**** DATA FOR THE TASK
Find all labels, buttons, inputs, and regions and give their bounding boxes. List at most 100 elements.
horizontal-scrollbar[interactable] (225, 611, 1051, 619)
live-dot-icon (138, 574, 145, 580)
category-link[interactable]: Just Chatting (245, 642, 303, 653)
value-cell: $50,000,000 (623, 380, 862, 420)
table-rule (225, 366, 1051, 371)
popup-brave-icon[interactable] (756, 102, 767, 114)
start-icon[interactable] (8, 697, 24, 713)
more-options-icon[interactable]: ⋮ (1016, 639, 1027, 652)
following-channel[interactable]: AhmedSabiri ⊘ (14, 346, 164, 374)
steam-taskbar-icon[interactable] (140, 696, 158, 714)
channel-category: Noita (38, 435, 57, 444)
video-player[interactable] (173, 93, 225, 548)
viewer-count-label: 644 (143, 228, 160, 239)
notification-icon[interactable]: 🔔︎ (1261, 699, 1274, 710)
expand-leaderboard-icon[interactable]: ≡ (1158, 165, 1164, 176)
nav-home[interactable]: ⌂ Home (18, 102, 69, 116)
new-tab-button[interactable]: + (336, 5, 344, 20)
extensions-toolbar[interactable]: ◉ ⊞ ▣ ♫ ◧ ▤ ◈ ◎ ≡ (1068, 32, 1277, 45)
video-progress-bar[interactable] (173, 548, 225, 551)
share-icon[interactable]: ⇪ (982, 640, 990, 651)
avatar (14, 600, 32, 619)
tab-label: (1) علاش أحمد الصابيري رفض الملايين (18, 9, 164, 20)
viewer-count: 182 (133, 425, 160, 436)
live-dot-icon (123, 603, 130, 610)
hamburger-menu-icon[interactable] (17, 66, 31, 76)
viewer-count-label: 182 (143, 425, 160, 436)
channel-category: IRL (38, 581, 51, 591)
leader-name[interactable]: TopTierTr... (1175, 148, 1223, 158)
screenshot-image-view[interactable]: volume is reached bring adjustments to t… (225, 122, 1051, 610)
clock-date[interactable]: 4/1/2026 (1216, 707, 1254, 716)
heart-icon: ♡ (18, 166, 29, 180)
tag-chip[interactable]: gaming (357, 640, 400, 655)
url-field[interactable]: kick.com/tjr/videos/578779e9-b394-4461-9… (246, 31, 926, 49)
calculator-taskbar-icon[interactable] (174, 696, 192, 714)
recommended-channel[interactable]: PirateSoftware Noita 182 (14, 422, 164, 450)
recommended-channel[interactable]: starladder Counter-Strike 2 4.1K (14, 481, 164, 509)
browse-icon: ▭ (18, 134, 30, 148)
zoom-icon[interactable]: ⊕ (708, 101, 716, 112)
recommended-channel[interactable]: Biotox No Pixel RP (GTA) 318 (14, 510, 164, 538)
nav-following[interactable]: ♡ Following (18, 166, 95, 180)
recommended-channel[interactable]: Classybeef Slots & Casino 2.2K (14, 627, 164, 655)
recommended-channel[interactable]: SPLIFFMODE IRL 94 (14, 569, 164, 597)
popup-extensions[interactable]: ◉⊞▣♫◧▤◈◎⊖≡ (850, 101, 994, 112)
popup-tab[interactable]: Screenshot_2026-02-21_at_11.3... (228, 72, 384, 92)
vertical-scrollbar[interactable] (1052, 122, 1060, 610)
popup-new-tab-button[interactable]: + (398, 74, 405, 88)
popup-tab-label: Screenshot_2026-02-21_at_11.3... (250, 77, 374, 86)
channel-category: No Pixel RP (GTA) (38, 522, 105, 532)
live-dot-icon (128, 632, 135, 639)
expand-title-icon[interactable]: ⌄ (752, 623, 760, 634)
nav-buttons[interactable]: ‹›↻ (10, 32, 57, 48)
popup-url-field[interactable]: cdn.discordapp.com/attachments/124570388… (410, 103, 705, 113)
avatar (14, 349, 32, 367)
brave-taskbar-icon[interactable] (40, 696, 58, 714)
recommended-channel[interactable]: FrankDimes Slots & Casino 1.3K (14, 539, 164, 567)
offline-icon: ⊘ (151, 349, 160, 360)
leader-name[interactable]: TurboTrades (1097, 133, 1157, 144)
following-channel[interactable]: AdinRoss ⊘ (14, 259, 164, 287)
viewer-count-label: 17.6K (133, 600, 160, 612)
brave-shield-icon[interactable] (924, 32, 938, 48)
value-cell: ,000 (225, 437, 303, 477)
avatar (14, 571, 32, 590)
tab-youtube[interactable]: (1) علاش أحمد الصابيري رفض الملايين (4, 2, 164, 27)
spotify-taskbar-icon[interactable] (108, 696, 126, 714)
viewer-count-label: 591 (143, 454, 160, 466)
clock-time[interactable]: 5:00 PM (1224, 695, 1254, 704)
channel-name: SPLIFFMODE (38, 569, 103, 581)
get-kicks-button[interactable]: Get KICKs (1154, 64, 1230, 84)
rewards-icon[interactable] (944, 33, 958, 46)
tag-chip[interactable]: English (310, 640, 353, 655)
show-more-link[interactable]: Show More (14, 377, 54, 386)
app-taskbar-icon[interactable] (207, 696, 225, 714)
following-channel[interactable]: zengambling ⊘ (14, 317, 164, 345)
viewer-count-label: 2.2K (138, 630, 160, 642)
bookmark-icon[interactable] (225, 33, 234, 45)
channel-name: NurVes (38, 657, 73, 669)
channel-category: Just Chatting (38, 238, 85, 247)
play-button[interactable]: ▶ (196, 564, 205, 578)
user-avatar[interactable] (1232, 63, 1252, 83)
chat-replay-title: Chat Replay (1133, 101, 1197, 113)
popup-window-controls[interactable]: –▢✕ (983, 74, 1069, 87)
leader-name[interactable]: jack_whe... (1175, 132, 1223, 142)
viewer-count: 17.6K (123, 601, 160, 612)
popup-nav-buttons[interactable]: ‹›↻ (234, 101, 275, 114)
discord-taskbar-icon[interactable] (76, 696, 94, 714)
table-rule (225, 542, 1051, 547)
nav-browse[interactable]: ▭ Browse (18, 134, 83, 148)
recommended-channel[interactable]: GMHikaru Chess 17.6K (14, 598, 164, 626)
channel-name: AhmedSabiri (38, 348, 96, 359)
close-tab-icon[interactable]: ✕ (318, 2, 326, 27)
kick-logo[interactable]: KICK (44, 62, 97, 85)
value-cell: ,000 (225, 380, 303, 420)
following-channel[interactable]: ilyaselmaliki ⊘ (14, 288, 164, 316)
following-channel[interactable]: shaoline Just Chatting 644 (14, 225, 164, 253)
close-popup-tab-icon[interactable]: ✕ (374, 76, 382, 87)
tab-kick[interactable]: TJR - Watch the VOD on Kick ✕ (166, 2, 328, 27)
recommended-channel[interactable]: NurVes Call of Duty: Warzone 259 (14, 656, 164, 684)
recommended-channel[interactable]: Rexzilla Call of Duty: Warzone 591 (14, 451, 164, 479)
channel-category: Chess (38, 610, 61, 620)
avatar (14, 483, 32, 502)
********
_PROBLEM:_ Return the lines above without any changes, starting with the first one and ending with the line that contains "video-progress-bar[interactable] (173, 548, 225, 551)", including both.

_OUTPUT BELOW:_
Find all labels, buttons, inputs, and regions and give their bounding boxes. List at most 100 elements.
horizontal-scrollbar[interactable] (225, 611, 1051, 619)
live-dot-icon (138, 574, 145, 580)
category-link[interactable]: Just Chatting (245, 642, 303, 653)
value-cell: $50,000,000 (623, 380, 862, 420)
table-rule (225, 366, 1051, 371)
popup-brave-icon[interactable] (756, 102, 767, 114)
start-icon[interactable] (8, 697, 24, 713)
more-options-icon[interactable]: ⋮ (1016, 639, 1027, 652)
following-channel[interactable]: AhmedSabiri ⊘ (14, 346, 164, 374)
steam-taskbar-icon[interactable] (140, 696, 158, 714)
channel-category: Noita (38, 435, 57, 444)
video-player[interactable] (173, 93, 225, 548)
viewer-count-label: 644 (143, 228, 160, 239)
notification-icon[interactable]: 🔔︎ (1261, 699, 1274, 710)
expand-leaderboard-icon[interactable]: ≡ (1158, 165, 1164, 176)
nav-home[interactable]: ⌂ Home (18, 102, 69, 116)
new-tab-button[interactable]: + (336, 5, 344, 20)
extensions-toolbar[interactable]: ◉ ⊞ ▣ ♫ ◧ ▤ ◈ ◎ ≡ (1068, 32, 1277, 45)
video-progress-bar[interactable] (173, 548, 225, 551)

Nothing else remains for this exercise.